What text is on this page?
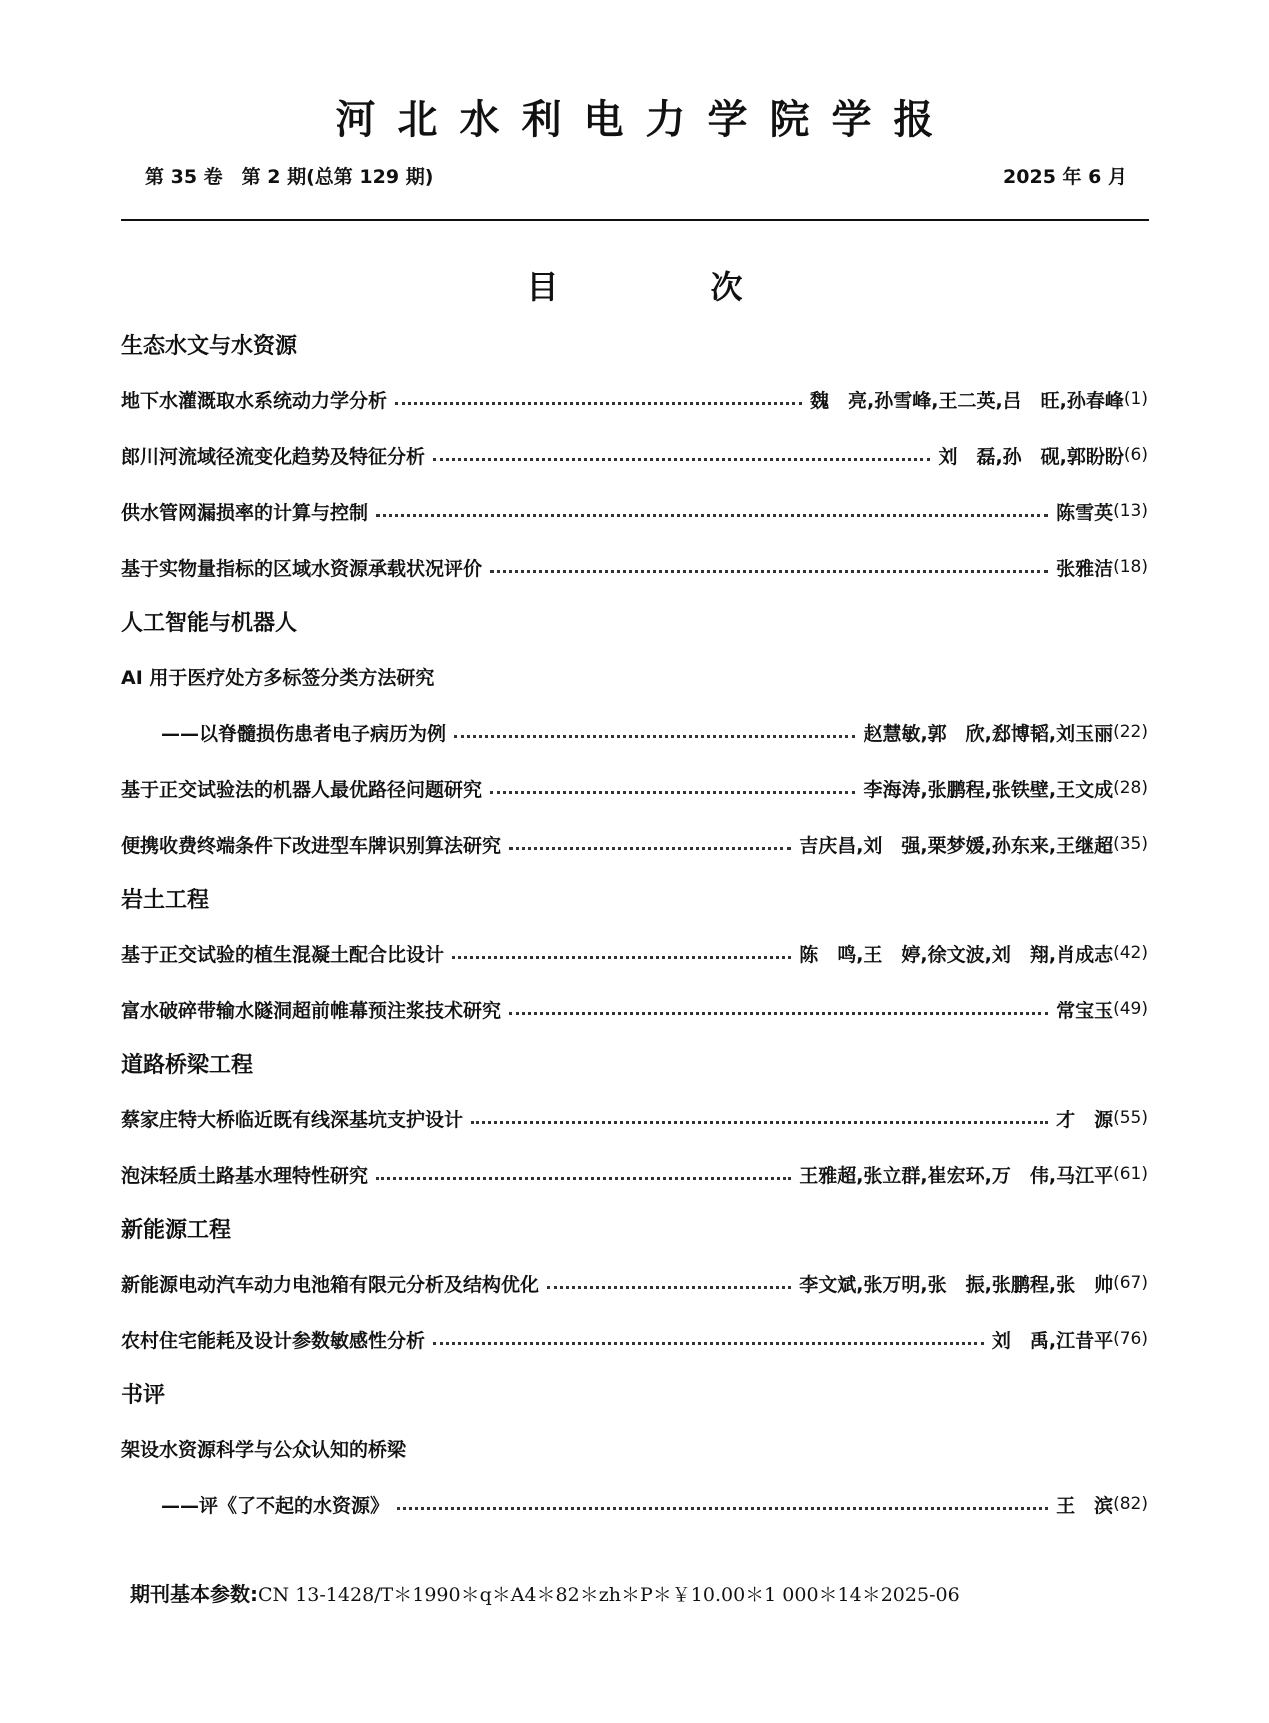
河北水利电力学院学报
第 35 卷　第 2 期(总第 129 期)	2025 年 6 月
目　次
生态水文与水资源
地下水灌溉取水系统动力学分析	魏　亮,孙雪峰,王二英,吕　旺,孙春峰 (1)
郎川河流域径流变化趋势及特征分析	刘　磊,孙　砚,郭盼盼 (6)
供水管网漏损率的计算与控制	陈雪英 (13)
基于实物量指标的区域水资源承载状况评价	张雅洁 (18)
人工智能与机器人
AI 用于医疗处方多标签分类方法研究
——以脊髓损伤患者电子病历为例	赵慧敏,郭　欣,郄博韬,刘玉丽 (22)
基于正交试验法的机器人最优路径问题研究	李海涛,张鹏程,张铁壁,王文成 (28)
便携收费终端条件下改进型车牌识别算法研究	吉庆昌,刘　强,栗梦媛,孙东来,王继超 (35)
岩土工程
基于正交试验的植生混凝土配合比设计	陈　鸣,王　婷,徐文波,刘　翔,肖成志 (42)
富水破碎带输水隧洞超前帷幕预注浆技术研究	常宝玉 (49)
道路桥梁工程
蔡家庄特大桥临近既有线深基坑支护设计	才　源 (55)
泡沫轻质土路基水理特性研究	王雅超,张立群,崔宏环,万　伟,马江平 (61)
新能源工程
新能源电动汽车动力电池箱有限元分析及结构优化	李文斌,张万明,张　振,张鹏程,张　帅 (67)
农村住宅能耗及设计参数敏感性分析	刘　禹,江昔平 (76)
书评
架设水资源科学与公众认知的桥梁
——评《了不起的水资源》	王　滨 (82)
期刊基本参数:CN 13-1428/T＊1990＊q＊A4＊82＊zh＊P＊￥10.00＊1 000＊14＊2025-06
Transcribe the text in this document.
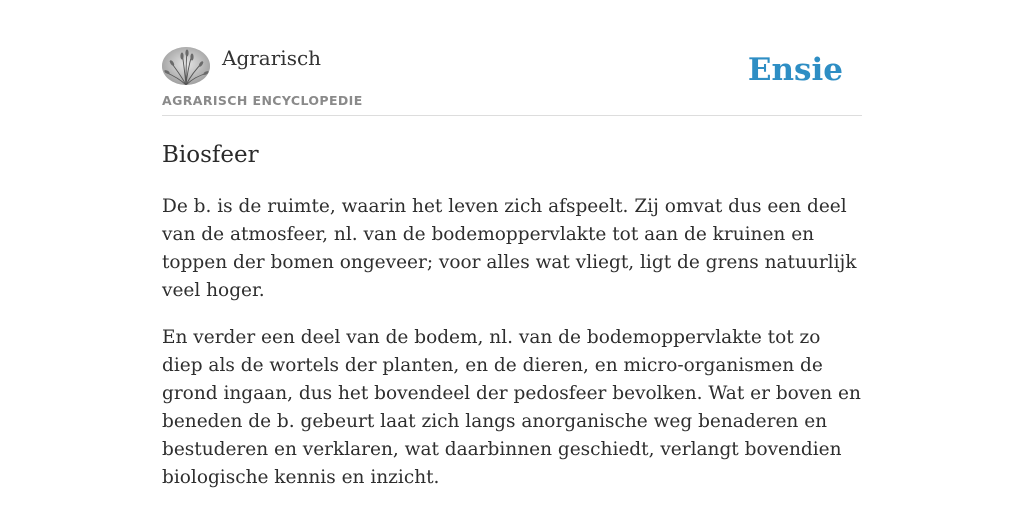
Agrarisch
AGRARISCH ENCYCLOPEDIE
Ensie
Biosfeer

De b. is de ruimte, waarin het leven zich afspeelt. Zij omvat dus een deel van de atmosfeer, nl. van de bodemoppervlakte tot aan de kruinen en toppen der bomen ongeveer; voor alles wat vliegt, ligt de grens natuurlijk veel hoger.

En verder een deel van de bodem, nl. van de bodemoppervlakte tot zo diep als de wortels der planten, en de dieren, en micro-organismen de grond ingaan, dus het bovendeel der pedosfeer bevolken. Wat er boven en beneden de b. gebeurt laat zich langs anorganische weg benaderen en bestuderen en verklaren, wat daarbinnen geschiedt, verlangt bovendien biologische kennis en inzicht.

...

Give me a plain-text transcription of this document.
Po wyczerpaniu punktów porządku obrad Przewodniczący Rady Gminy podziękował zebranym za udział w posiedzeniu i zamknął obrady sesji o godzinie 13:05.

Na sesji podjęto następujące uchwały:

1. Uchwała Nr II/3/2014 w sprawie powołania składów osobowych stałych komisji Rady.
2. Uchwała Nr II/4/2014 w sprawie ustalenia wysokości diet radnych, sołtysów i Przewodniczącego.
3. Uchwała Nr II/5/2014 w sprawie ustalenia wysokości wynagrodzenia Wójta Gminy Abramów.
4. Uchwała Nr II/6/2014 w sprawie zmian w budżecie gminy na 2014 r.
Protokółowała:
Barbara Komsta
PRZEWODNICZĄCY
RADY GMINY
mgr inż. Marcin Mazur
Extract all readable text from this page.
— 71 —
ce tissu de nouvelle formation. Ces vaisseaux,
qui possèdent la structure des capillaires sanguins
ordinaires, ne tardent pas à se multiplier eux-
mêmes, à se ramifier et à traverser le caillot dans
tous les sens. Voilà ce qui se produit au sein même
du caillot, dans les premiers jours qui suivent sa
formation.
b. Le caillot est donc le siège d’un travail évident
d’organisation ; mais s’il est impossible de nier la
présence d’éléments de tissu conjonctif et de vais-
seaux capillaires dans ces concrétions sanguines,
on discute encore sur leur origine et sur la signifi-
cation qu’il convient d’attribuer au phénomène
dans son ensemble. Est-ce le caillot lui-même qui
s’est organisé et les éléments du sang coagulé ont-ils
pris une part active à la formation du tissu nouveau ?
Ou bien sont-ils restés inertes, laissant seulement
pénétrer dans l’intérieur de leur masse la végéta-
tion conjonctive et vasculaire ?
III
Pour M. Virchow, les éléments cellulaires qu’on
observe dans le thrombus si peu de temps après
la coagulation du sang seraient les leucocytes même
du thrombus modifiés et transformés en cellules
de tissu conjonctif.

---

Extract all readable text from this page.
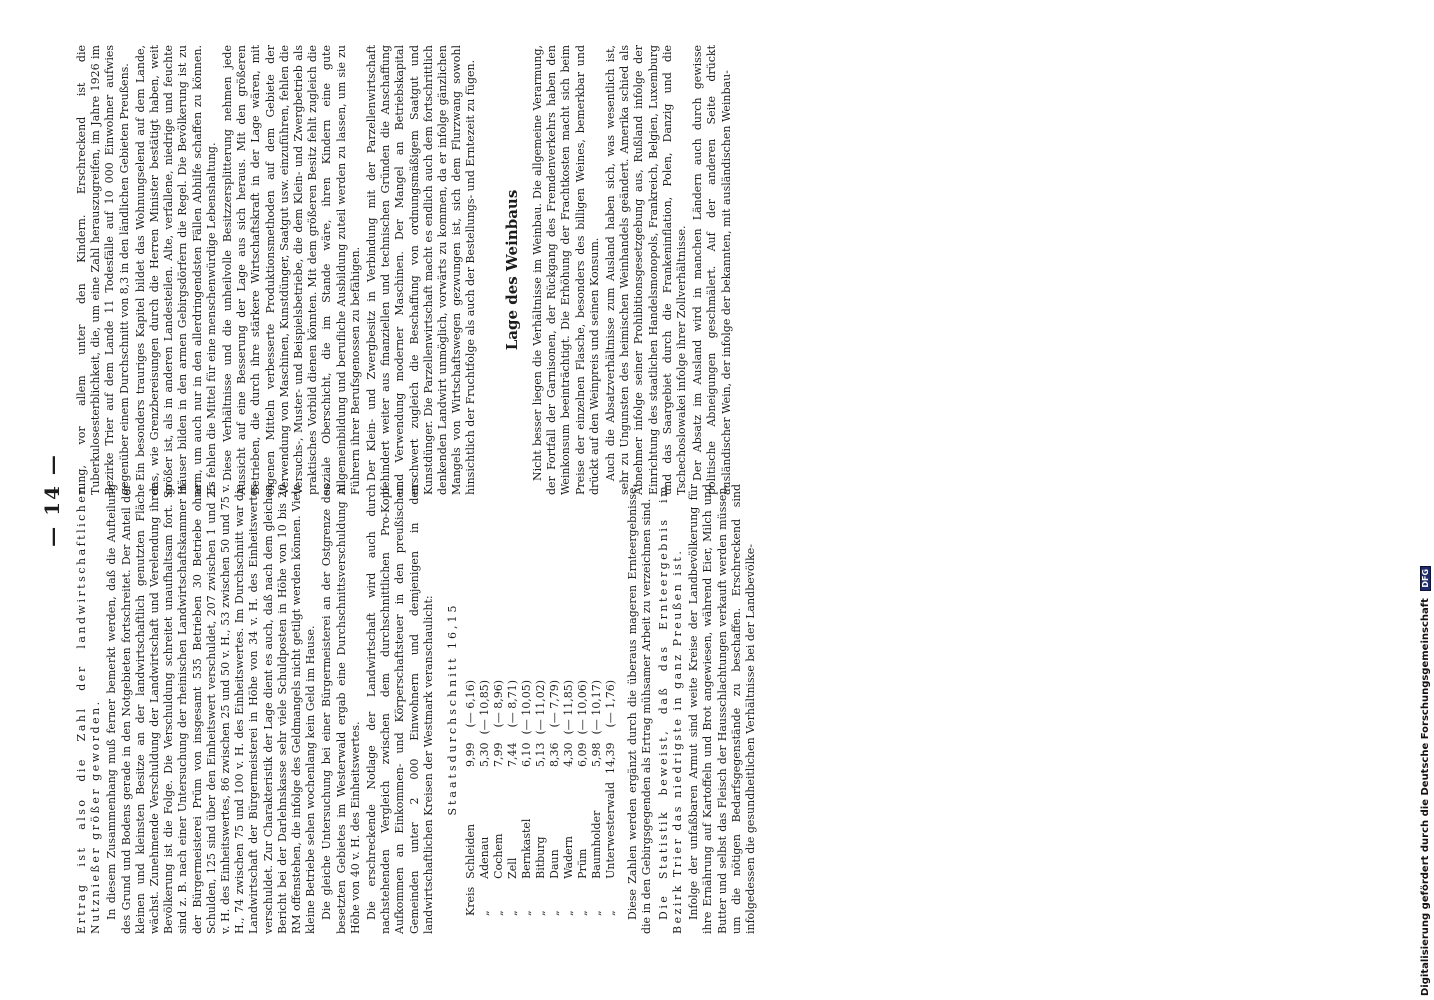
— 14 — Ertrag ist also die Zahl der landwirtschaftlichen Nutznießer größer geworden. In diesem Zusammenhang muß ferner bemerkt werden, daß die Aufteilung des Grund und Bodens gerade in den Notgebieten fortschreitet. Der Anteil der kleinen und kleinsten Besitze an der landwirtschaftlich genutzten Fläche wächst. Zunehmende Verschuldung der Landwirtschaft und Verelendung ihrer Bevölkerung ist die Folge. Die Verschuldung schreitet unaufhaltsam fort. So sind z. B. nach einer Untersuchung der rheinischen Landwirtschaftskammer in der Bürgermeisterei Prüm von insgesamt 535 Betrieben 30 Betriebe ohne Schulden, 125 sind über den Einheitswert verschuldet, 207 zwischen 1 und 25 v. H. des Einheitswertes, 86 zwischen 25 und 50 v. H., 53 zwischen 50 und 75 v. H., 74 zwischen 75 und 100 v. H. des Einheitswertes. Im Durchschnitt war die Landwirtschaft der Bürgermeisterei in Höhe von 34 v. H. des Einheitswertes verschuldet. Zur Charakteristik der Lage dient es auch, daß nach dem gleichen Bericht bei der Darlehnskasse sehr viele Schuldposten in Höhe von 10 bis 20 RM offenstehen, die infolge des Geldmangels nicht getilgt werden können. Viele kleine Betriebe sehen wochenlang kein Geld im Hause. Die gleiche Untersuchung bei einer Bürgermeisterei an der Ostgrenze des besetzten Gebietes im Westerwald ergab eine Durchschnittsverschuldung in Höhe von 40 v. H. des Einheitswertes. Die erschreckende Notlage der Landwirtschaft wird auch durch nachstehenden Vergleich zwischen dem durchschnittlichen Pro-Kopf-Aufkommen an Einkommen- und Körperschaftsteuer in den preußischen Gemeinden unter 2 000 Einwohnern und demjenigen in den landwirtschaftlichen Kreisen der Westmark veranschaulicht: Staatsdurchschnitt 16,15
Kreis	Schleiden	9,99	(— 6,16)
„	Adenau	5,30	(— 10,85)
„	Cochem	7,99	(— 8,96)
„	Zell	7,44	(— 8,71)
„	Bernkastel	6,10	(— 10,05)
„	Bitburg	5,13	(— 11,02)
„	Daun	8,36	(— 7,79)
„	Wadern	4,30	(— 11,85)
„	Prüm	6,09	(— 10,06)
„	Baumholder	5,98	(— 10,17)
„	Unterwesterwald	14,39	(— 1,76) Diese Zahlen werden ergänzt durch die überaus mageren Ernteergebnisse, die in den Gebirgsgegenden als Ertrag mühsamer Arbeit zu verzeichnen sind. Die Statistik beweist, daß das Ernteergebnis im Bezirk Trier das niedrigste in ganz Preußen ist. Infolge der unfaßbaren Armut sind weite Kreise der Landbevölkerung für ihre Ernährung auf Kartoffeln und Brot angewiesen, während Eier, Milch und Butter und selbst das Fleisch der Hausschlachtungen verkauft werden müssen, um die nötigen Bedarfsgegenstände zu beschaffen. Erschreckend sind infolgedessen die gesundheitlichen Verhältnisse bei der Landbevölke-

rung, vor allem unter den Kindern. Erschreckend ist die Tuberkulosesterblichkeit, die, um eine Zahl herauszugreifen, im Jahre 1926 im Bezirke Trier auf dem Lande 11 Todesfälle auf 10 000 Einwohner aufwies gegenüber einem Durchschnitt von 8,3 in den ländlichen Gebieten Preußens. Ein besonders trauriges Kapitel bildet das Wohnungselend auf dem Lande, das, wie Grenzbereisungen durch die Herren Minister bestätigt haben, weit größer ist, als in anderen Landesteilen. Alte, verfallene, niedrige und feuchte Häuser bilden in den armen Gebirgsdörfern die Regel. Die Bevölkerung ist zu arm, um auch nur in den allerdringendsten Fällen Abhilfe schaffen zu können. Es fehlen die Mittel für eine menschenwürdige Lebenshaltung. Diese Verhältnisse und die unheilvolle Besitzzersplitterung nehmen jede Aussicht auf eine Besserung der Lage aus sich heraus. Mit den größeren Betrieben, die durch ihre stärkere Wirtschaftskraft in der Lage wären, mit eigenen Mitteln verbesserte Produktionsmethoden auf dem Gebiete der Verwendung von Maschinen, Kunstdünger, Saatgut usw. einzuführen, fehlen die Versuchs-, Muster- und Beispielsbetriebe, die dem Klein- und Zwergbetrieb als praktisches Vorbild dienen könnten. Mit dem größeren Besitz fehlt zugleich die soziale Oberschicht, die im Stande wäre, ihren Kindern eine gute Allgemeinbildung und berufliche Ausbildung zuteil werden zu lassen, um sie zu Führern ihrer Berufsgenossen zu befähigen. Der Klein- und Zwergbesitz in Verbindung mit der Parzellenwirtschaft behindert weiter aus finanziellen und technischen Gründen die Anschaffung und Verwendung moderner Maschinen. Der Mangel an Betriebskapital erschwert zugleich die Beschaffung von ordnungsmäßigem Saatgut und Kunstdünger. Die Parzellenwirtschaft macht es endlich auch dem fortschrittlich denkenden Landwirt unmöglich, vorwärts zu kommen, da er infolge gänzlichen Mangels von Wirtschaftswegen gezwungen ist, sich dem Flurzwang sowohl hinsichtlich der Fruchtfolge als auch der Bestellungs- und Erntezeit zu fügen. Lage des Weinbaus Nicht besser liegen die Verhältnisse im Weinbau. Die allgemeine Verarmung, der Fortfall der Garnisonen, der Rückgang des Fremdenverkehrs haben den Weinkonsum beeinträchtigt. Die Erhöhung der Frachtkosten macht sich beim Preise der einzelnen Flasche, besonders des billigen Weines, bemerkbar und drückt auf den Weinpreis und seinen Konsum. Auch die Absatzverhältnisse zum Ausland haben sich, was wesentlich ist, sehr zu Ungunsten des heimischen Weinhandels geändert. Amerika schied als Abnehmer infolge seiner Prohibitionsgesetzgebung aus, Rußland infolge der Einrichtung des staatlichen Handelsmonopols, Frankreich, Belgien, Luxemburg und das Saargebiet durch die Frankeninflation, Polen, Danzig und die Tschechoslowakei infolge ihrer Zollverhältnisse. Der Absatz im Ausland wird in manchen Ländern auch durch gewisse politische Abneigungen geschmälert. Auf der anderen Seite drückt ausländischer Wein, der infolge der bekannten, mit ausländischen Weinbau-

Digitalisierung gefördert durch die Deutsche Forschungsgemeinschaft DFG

• _Task to carry out_
Count the lines above that contain the word "zich", and reply with only that number.

• _Final result_
2